Aim => Count lines, not occurrences: report how many lines in the records hold the string "Scores", and nothing else.

▶

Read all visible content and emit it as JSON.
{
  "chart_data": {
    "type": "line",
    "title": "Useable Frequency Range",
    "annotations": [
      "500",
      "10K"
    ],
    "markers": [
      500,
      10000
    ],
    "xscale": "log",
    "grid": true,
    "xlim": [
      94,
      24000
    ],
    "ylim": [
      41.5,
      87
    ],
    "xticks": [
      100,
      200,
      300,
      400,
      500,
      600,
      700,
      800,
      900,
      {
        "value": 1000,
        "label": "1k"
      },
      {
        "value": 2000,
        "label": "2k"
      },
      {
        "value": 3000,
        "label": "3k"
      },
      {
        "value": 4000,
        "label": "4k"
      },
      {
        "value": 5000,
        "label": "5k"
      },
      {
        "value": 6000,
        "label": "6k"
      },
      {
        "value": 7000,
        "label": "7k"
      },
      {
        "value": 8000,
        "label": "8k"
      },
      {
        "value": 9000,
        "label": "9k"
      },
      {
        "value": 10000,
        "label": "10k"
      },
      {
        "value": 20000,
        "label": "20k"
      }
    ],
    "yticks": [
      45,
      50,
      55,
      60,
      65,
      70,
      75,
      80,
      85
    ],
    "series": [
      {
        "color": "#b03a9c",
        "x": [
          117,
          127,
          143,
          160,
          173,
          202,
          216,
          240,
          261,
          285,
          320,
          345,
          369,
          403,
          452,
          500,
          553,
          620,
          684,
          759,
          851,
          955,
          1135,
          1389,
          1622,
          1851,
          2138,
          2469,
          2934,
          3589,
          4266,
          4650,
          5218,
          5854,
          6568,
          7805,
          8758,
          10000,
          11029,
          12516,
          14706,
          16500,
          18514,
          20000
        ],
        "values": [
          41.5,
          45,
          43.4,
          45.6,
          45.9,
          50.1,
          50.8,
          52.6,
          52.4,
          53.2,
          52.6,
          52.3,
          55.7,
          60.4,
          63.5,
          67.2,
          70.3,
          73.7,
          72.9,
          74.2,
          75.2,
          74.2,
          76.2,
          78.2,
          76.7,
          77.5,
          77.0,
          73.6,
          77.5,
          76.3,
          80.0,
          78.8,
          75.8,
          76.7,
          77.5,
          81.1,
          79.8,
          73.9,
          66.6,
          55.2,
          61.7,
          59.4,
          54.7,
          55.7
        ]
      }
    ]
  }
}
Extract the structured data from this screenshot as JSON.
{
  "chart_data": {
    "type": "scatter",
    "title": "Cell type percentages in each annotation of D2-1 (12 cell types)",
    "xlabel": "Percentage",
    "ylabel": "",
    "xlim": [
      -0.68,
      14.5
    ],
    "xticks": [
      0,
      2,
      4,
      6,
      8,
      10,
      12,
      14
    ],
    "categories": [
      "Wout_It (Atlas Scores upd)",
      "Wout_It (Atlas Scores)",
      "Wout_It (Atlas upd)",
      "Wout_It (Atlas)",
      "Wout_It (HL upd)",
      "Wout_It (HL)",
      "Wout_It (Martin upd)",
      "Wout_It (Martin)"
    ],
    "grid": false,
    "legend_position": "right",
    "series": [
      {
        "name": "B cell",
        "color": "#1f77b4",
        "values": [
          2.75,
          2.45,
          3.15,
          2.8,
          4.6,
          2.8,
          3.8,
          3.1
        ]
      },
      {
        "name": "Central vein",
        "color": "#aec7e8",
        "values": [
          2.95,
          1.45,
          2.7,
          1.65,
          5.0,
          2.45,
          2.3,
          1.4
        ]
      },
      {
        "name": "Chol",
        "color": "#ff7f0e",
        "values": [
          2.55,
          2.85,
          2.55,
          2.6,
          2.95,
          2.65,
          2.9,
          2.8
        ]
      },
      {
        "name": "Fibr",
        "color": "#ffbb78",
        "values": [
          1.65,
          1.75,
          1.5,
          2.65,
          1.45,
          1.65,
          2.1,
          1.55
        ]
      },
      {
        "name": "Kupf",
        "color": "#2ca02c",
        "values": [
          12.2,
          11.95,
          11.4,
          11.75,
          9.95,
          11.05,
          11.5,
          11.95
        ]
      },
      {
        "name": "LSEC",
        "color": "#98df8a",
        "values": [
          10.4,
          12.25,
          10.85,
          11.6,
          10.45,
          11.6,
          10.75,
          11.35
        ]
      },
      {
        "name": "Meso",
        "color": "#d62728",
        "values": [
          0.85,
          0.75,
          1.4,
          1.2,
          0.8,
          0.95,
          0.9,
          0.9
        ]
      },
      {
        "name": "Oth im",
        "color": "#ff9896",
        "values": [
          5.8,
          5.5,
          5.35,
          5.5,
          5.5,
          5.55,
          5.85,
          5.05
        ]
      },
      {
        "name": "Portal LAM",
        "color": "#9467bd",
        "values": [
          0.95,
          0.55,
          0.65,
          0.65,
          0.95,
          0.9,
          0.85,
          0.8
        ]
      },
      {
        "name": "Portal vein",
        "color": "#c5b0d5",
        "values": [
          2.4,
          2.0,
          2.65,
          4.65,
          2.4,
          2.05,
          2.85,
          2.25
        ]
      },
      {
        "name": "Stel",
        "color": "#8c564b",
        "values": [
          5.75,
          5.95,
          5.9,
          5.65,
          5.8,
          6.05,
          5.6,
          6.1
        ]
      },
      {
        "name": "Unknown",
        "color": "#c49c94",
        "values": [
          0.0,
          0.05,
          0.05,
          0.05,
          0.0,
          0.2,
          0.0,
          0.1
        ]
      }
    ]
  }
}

◀

Worked answer => 2